----- Data section

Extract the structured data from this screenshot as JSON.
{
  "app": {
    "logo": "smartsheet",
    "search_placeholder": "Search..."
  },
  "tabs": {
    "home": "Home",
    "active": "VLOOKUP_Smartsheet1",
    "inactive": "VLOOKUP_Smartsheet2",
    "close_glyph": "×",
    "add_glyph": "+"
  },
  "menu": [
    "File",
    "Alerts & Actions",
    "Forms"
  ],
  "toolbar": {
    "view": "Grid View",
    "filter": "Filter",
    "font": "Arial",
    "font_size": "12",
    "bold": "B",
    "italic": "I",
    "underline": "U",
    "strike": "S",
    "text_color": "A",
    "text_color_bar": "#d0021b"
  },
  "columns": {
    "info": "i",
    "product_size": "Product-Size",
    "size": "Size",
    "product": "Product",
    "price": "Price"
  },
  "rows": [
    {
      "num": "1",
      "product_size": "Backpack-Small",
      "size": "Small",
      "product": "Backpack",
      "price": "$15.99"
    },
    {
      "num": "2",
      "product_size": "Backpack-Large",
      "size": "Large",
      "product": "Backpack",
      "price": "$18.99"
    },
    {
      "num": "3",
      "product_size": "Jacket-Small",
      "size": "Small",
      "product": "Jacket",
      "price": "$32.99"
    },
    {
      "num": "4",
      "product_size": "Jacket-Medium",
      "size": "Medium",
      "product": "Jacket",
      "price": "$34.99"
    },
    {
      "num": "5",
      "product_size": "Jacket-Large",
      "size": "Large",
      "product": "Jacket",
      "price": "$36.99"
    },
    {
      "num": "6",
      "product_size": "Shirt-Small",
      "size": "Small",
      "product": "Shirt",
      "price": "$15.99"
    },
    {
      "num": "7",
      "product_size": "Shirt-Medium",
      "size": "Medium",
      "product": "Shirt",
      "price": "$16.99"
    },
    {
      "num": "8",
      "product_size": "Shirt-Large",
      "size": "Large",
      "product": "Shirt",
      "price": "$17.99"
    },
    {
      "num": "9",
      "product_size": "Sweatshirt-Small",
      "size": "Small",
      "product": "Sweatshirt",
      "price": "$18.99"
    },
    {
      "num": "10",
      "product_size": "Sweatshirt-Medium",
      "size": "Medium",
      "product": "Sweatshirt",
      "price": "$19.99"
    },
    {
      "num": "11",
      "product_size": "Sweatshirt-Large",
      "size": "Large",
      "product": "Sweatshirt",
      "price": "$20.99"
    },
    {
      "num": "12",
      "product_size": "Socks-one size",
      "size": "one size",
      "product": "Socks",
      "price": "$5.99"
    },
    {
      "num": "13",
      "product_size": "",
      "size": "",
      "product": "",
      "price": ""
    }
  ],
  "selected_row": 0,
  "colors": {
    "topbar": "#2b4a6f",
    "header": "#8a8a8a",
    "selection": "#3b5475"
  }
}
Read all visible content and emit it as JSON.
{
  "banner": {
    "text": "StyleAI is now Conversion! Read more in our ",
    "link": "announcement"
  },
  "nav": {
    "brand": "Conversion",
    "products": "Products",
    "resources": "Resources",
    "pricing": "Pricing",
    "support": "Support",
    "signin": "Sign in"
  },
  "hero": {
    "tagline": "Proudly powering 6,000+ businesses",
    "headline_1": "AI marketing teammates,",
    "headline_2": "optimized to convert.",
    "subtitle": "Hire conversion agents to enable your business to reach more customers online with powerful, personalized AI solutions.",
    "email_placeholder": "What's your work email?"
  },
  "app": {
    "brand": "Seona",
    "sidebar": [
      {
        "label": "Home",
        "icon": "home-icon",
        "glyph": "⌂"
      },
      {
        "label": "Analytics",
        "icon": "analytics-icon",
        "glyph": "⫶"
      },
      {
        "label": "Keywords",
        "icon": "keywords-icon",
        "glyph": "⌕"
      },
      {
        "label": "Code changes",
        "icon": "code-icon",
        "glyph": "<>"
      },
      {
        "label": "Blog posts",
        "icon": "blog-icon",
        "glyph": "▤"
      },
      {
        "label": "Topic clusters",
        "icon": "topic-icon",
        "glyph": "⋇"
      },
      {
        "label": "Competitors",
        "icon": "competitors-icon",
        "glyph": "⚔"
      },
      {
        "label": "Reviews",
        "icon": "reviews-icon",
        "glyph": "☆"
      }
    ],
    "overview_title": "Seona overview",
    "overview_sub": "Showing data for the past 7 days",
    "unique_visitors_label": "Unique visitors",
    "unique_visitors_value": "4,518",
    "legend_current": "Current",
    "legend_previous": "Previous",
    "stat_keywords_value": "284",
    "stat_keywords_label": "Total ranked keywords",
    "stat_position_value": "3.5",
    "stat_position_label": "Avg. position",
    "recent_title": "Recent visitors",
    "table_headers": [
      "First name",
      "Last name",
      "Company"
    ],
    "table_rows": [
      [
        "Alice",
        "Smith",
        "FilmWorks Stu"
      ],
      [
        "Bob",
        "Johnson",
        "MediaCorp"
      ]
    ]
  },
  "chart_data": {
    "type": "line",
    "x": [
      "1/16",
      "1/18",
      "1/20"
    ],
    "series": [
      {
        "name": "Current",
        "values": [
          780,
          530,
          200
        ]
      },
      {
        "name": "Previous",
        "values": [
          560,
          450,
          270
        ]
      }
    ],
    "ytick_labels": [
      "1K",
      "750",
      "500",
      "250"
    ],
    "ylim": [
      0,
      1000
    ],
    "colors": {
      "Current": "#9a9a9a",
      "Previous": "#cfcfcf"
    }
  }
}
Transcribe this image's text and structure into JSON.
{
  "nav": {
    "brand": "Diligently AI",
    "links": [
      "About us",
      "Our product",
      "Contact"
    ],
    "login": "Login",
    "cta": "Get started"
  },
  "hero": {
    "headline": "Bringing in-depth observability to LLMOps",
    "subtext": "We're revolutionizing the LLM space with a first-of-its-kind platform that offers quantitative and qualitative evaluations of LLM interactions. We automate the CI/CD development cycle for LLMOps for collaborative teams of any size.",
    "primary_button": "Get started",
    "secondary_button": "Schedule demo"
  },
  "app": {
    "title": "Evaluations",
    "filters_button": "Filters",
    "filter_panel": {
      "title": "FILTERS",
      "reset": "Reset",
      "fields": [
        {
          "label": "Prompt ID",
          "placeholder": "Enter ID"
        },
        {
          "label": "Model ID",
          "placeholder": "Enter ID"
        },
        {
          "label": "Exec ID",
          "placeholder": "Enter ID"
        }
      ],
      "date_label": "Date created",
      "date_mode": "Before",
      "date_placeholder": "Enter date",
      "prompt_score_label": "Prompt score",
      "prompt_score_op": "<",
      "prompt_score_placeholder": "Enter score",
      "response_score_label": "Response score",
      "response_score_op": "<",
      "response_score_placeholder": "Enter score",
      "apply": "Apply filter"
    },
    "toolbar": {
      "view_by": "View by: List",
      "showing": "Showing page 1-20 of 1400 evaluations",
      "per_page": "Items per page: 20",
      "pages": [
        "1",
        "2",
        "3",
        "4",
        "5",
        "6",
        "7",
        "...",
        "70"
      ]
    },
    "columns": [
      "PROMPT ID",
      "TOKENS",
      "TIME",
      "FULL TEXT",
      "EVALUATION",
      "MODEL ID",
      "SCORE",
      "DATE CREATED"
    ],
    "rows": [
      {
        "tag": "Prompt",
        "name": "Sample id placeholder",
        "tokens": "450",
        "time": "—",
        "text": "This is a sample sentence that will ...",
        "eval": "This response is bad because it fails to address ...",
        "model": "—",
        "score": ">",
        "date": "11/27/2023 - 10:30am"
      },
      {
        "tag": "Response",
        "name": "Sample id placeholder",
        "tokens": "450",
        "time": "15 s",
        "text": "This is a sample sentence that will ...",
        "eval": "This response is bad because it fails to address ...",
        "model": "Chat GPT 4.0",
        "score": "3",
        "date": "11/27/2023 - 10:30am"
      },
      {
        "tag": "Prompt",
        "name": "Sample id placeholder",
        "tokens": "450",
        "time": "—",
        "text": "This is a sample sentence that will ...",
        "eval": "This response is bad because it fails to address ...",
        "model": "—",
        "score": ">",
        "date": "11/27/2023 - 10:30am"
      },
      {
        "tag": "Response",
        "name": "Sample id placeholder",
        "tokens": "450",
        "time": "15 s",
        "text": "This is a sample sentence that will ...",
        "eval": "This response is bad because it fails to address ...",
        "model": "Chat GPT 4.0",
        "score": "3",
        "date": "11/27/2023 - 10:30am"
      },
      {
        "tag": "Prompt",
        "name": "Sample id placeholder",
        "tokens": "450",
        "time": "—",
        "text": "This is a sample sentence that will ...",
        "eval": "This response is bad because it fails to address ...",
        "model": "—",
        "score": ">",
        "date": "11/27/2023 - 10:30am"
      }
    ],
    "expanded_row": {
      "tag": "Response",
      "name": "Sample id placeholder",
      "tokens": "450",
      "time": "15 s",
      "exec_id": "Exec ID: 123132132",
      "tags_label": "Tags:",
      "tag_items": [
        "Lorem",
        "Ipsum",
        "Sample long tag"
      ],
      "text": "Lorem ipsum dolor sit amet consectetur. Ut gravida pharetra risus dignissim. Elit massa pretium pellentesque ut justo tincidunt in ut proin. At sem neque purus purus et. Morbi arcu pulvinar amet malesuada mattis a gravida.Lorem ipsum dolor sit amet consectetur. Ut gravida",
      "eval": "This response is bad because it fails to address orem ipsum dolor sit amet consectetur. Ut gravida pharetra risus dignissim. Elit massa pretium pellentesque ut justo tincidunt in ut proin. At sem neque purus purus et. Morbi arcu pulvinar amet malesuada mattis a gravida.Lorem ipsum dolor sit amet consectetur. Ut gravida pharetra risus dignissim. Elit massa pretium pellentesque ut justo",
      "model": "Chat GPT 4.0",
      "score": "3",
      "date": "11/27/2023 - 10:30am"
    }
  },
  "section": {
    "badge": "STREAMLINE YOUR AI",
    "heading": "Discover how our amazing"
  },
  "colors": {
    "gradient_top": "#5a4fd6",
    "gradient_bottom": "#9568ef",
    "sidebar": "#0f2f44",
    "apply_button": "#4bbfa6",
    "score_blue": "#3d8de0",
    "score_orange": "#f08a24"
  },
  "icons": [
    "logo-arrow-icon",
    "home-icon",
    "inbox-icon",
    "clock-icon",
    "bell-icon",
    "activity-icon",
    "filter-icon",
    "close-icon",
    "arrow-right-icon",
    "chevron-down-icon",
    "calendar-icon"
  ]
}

----------

**To be done**.
From the listing above, copy every line that holds the string "dignissim".

**Final answer**.
      "text": "Lorem ipsum dolor sit amet consectetur. Ut gravida pharetra risus dignissim. Elit massa pretium pellentesque ut justo tincidunt in ut proin. At sem neque purus purus et. Morbi arcu pulvinar amet malesuada mattis a gravida.Lorem ipsum dolor sit amet consectetur. Ut gravida",
      "eval": "This response is bad because it fails to address orem ipsum dolor sit amet consectetur. Ut gravida pharetra risus dignissim. Elit massa pretium pellentesque ut justo tincidunt in ut proin. At sem neque purus purus et. Morbi arcu pulvinar amet malesuada mattis a gravida.Lorem ipsum dolor sit amet consectetur. Ut gravida pharetra risus dignissim. Elit massa pretium pellentesque ut justo",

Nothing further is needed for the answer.